Given request: From the listing that follows, output everything exactly except the pictures.

A block of data:
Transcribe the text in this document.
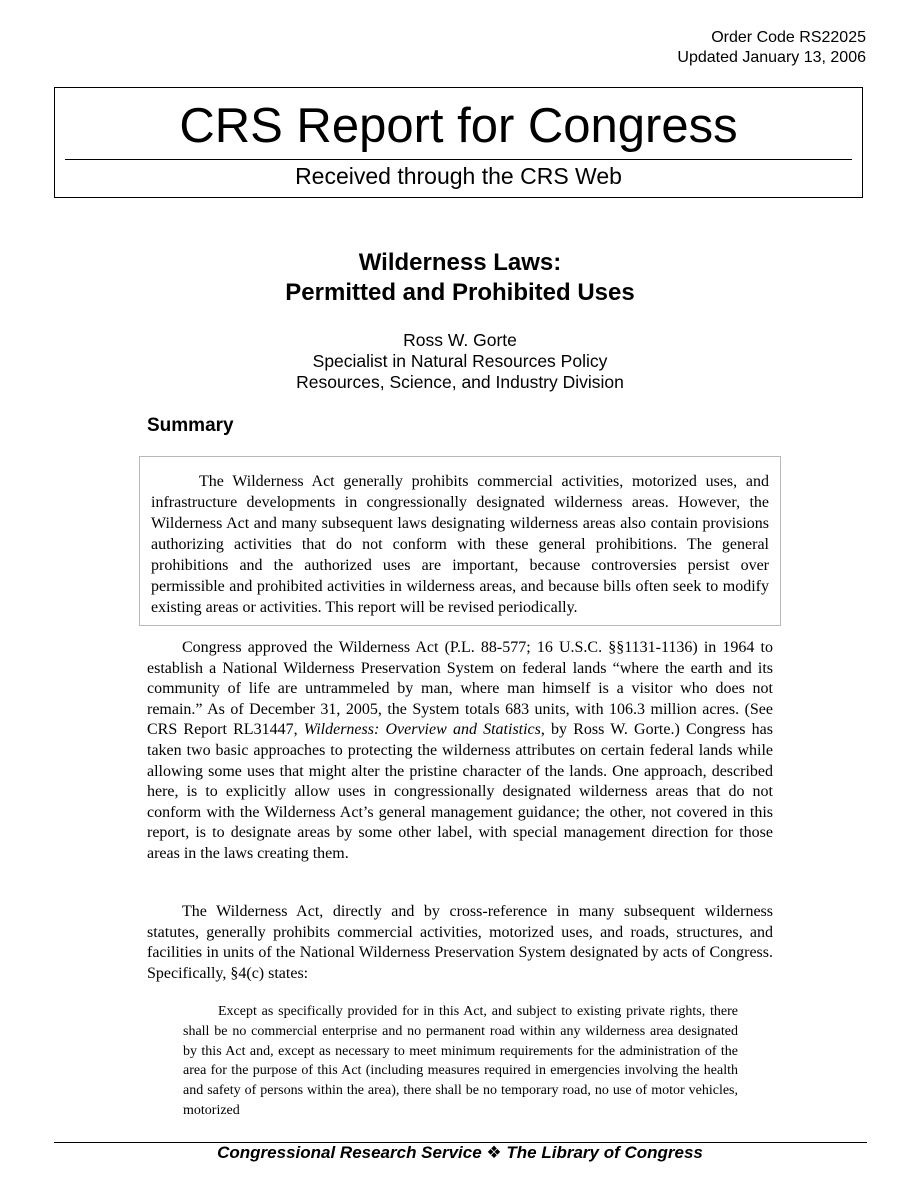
Order Code RS22025
Updated January 13, 2006
CRS Report for Congress
Received through the CRS Web
Wilderness Laws:
Permitted and Prohibited Uses
Ross W. Gorte
Specialist in Natural Resources Policy
Resources, Science, and Industry Division
Summary

The Wilderness Act generally prohibits commercial activities, motorized uses, and infrastructure developments in congressionally designated wilderness areas. However, the Wilderness Act and many subsequent laws designating wilderness areas also contain provisions authorizing activities that do not conform with these general prohibitions. The general prohibitions and the authorized uses are important, because controversies persist over permissible and prohibited activities in wilderness areas, and because bills often seek to modify existing areas or activities. This report will be revised periodically.

Congress approved the Wilderness Act (P.L. 88-577; 16 U.S.C. §§1131-1136) in 1964 to establish a National Wilderness Preservation System on federal lands “where the earth and its community of life are untrammeled by man, where man himself is a visitor who does not remain.” As of December 31, 2005, the System totals 683 units, with 106.3 million acres. (See CRS Report RL31447, Wilderness: Overview and Statistics, by Ross W. Gorte.) Congress has taken two basic approaches to protecting the wilderness attributes on certain federal lands while allowing some uses that might alter the pristine character of the lands. One approach, described here, is to explicitly allow uses in congressionally designated wilderness areas that do not conform with the Wilderness Act’s general management guidance; the other, not covered in this report, is to designate areas by some other label, with special management direction for those areas in the laws creating them.

The Wilderness Act, directly and by cross-reference in many subsequent wilderness statutes, generally prohibits commercial activities, motorized uses, and roads, structures, and facilities in units of the National Wilderness Preservation System designated by acts of Congress. Specifically, §4(c) states:

Except as specifically provided for in this Act, and subject to existing private rights, there shall be no commercial enterprise and no permanent road within any wilderness area designated by this Act and, except as necessary to meet minimum requirements for the administration of the area for the purpose of this Act (including measures required in emergencies involving the health and safety of persons within the area), there shall be no temporary road, no use of motor vehicles, motorized

Congressional Research Service ❖ The Library of Congress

Finished answer:
Transcribe the text in this document.
Order Code RS22025
Updated January 13, 2006
CRS Report for Congress
Received through the CRS Web
Wilderness Laws:
Permitted and Prohibited Uses
Ross W. Gorte
Specialist in Natural Resources Policy
Resources, Science, and Industry Division
Summary

The Wilderness Act generally prohibits commercial activities, motorized uses, and infrastructure developments in congressionally designated wilderness areas. However, the Wilderness Act and many subsequent laws designating wilderness areas also contain provisions authorizing activities that do not conform with these general prohibitions. The general prohibitions and the authorized uses are important, because controversies persist over permissible and prohibited activities in wilderness areas, and because bills often seek to modify existing areas or activities. This report will be revised periodically.

Congress approved the Wilderness Act (P.L. 88-577; 16 U.S.C. §§1131-1136) in 1964 to establish a National Wilderness Preservation System on federal lands “where the earth and its community of life are untrammeled by man, where man himself is a visitor who does not remain.” As of December 31, 2005, the System totals 683 units, with 106.3 million acres. (See CRS Report RL31447, Wilderness: Overview and Statistics, by Ross W. Gorte.) Congress has taken two basic approaches to protecting the wilderness attributes on certain federal lands while allowing some uses that might alter the pristine character of the lands. One approach, described here, is to explicitly allow uses in congressionally designated wilderness areas that do not conform with the Wilderness Act’s general management guidance; the other, not covered in this report, is to designate areas by some other label, with special management direction for those areas in the laws creating them.

The Wilderness Act, directly and by cross-reference in many subsequent wilderness statutes, generally prohibits commercial activities, motorized uses, and roads, structures, and facilities in units of the National Wilderness Preservation System designated by acts of Congress. Specifically, §4(c) states:

Except as specifically provided for in this Act, and subject to existing private rights, there shall be no commercial enterprise and no permanent road within any wilderness area designated by this Act and, except as necessary to meet minimum requirements for the administration of the area for the purpose of this Act (including measures required in emergencies involving the health and safety of persons within the area), there shall be no temporary road, no use of motor vehicles, motorized

Congressional Research Service ❖ The Library of Congress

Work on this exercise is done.